#### [MATERIAL PROVIDED]
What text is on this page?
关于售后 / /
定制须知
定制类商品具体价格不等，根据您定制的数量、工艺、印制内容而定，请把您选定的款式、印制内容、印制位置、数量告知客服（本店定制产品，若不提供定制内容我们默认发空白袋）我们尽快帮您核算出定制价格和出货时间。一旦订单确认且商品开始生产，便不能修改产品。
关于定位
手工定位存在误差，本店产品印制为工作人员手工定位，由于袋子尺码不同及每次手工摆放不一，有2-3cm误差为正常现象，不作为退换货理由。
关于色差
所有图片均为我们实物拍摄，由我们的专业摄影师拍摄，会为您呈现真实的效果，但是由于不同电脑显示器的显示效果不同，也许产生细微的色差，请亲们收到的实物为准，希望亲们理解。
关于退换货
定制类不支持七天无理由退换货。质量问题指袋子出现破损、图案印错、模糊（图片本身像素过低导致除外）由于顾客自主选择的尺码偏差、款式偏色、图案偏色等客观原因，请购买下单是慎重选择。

---

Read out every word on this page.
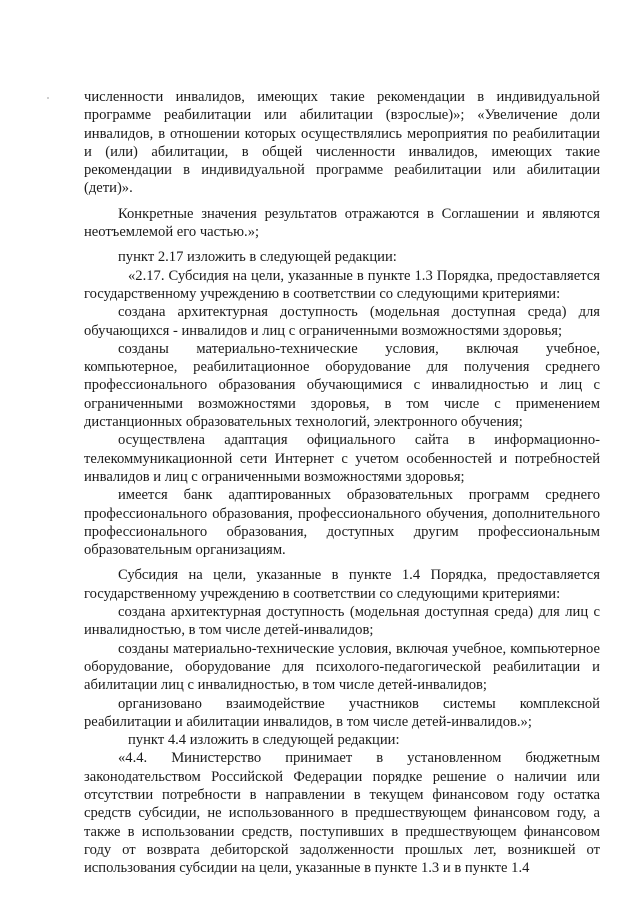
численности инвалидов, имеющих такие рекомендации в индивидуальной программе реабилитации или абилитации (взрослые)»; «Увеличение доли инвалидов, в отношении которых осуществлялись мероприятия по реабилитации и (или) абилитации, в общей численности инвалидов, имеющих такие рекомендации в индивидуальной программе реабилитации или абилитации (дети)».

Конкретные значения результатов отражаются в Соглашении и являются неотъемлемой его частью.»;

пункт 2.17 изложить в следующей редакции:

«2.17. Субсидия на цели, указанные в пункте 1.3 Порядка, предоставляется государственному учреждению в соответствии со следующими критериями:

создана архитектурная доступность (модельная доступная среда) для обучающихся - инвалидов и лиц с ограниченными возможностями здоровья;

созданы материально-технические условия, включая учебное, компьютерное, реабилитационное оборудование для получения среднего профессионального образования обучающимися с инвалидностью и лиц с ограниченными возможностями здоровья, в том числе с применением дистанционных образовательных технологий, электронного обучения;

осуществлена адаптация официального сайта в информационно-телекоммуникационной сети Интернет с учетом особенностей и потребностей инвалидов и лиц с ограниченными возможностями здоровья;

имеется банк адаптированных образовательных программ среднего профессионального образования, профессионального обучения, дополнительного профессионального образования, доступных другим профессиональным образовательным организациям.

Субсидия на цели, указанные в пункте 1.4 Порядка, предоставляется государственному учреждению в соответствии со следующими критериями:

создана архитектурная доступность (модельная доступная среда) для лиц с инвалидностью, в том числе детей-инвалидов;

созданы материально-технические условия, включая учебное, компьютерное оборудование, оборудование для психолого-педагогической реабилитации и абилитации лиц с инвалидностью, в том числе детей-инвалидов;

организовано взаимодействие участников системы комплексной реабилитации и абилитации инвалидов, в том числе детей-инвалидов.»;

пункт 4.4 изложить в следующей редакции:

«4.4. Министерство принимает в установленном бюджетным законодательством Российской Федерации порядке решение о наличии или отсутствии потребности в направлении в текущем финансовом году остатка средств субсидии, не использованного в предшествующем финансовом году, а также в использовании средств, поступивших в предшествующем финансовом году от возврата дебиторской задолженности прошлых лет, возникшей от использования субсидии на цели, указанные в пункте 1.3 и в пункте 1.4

---

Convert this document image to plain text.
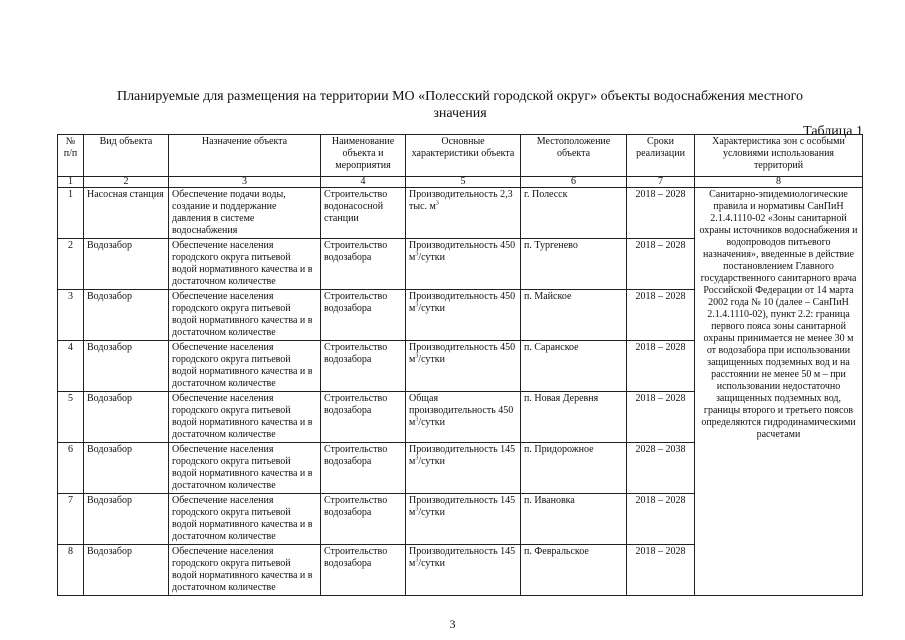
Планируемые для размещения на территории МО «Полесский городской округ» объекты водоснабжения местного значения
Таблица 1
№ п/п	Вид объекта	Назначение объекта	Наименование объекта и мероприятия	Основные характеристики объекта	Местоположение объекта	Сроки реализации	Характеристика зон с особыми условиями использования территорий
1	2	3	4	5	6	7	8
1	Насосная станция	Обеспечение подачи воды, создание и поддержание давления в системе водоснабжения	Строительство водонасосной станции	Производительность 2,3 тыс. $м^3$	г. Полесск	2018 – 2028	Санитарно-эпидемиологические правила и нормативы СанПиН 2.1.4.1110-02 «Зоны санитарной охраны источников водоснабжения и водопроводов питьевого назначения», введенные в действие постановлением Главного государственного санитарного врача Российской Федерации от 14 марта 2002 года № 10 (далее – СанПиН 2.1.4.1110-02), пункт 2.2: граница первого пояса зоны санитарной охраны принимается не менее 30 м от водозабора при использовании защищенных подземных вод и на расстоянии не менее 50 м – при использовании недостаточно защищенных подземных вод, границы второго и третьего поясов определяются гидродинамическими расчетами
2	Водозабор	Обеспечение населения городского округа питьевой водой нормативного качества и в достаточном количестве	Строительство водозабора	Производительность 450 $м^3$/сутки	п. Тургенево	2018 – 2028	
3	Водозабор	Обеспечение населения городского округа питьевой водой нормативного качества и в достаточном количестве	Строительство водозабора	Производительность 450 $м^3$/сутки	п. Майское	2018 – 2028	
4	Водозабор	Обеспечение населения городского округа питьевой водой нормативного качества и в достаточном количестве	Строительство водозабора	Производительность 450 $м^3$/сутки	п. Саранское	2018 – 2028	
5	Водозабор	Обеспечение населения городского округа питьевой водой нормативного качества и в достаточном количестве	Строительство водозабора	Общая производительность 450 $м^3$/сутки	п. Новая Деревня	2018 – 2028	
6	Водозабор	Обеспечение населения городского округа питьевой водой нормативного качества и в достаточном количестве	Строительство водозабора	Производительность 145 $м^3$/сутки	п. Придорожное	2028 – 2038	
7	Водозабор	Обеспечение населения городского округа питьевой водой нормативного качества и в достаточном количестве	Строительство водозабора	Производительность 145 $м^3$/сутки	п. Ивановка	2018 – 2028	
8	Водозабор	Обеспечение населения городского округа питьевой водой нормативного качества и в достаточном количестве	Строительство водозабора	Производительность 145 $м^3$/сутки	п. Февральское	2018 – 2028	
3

#### [GIVEN PROBLEM]
Scan the listing above and identify each line holding the string "использования"; copy every such line.

#### [FULL RESPONSE]
«4.4. Министерство принимает в установленном бюджетным законодательством Российской Федерации порядке решение о наличии или отсутствии потребности в направлении в текущем финансовом году остатка средств субсидии, не использованного в предшествующем финансовом году, а также в использовании средств, поступивших в предшествующем финансовом году от возврата дебиторской задолженности прошлых лет, возникшей от использования субсидии на цели, указанные в пункте 1.3 и в пункте 1.4
№ п/п	Вид объекта	Назначение объекта	Наименование объекта и мероприятия	Основные характеристики объекта	Местоположение объекта	Сроки реализации	Характеристика зон с особыми условиями использования территорий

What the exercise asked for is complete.